> [Task requirements] Repeat each entry word for word. Leave any images out of the copy.

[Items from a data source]

** Start **

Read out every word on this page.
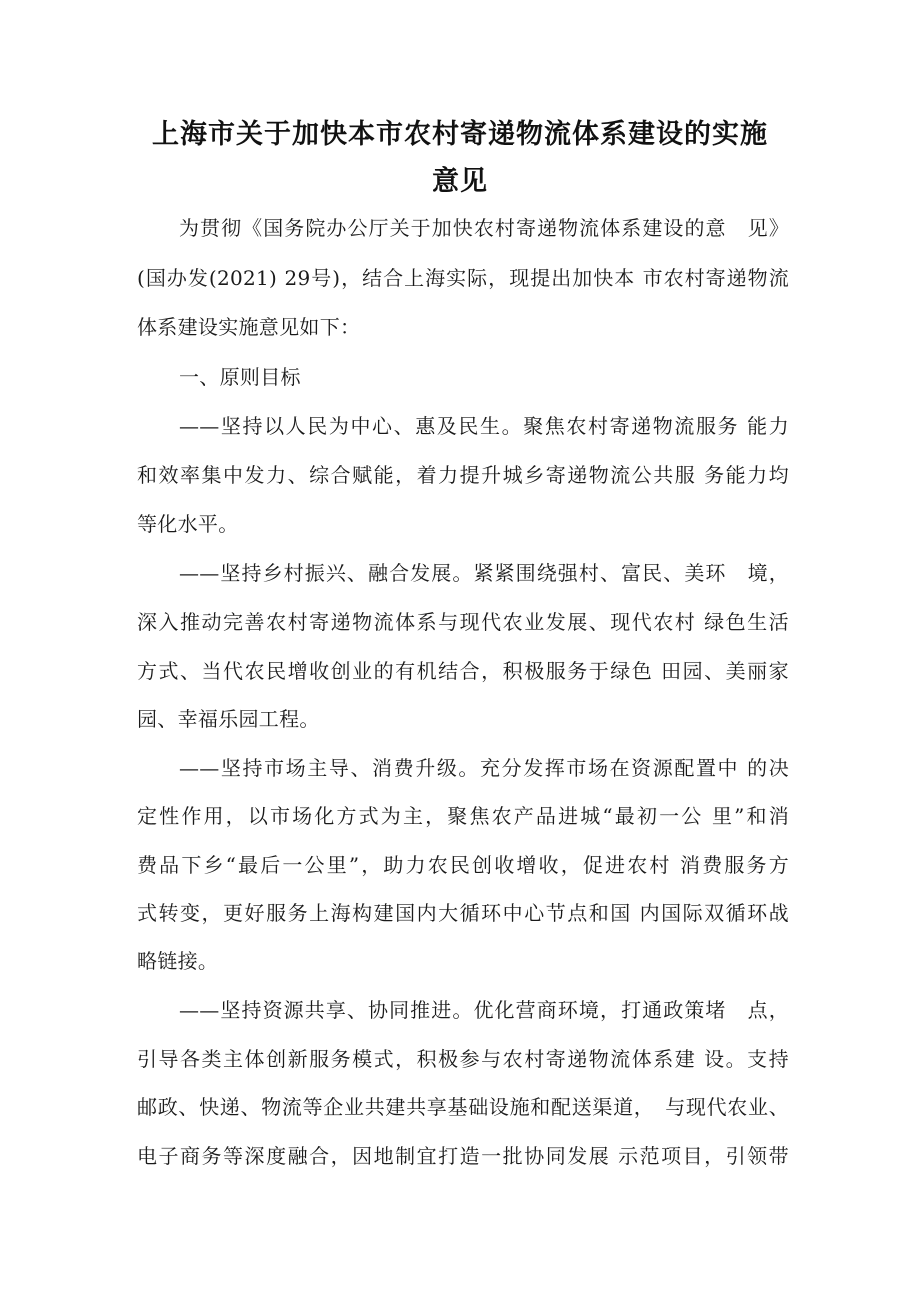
上海市关于加快本市农村寄递物流体系建设的实施
意见
为贯彻《国务院办公厅关于加快农村寄递物流体系建设的意　见》
(国办发(2021) 29号)，结合上海实际，现提出加快本 市农村寄递物流
体系建设实施意见如下：
一、原则目标
——坚持以人民为中心、惠及民生。聚焦农村寄递物流服务 能力
和效率集中发力、综合赋能，着力提升城乡寄递物流公共服 务能力均
等化水平。
——坚持乡村振兴、融合发展。紧紧围绕强村、富民、美环　境，
深入推动完善农村寄递物流体系与现代农业发展、现代农村 绿色生活
方式、当代农民增收创业的有机结合，积极服务于绿色 田园、美丽家
园、幸福乐园工程。
——坚持市场主导、消费升级。充分发挥市场在资源配置中 的决
定性作用，以市场化方式为主，聚焦农产品进城“最初一公 里”和消
费品下乡“最后一公里”，助力农民创收增收，促进农村 消费服务方
式转变，更好服务上海构建国内大循环中心节点和国 内国际双循环战
略链接。
——坚持资源共享、协同推进。优化营商环境，打通政策堵　点，
引导各类主体创新服务模式，积极参与农村寄递物流体系建 设。支持
邮政、快递、物流等企业共建共享基础设施和配送渠道，　与现代农业、
电子商务等深度融合，因地制宜打造一批协同发展 示范项目，引领带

** End **

> [Correct answer]
Read out every word on this page.
上海市关于加快本市农村寄递物流体系建设的实施
意见
为贯彻《国务院办公厅关于加快农村寄递物流体系建设的意　见》
(国办发(2021) 29号)，结合上海实际，现提出加快本 市农村寄递物流
体系建设实施意见如下：
一、原则目标
——坚持以人民为中心、惠及民生。聚焦农村寄递物流服务 能力
和效率集中发力、综合赋能，着力提升城乡寄递物流公共服 务能力均
等化水平。
——坚持乡村振兴、融合发展。紧紧围绕强村、富民、美环　境，
深入推动完善农村寄递物流体系与现代农业发展、现代农村 绿色生活
方式、当代农民增收创业的有机结合，积极服务于绿色 田园、美丽家
园、幸福乐园工程。
——坚持市场主导、消费升级。充分发挥市场在资源配置中 的决
定性作用，以市场化方式为主，聚焦农产品进城“最初一公 里”和消
费品下乡“最后一公里”，助力农民创收增收，促进农村 消费服务方
式转变，更好服务上海构建国内大循环中心节点和国 内国际双循环战
略链接。
——坚持资源共享、协同推进。优化营商环境，打通政策堵　点，
引导各类主体创新服务模式，积极参与农村寄递物流体系建 设。支持
邮政、快递、物流等企业共建共享基础设施和配送渠道，　与现代农业、
电子商务等深度融合，因地制宜打造一批协同发展 示范项目，引领带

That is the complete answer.